> [Given request] Note how many lines hold "Missing" and report that number by itself.
# start of Records
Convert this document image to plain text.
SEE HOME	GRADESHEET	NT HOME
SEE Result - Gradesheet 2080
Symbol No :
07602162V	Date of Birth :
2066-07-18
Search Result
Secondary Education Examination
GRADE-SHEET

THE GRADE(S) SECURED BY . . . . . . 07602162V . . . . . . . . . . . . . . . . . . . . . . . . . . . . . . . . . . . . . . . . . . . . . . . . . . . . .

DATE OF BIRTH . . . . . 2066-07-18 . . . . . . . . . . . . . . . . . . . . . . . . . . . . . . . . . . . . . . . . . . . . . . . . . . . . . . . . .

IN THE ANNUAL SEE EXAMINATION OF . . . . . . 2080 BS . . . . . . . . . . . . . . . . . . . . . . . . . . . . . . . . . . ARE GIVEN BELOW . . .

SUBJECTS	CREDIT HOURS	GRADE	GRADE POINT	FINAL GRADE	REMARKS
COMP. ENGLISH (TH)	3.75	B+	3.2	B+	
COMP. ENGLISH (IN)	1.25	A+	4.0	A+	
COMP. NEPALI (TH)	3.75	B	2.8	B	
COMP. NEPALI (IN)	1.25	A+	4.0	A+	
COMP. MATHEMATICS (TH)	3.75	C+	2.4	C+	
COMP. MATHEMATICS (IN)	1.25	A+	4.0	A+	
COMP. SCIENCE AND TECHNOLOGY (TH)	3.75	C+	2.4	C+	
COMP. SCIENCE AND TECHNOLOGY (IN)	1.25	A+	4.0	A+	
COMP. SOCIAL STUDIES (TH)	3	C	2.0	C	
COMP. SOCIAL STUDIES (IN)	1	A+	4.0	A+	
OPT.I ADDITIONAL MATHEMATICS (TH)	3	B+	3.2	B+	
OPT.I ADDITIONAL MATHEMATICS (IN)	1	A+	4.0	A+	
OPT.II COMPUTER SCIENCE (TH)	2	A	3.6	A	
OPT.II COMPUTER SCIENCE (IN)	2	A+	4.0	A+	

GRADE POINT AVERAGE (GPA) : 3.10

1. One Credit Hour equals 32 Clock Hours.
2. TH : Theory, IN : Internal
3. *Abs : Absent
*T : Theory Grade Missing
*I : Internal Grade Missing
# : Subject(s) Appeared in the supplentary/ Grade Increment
# end of Records
> [Reply] 2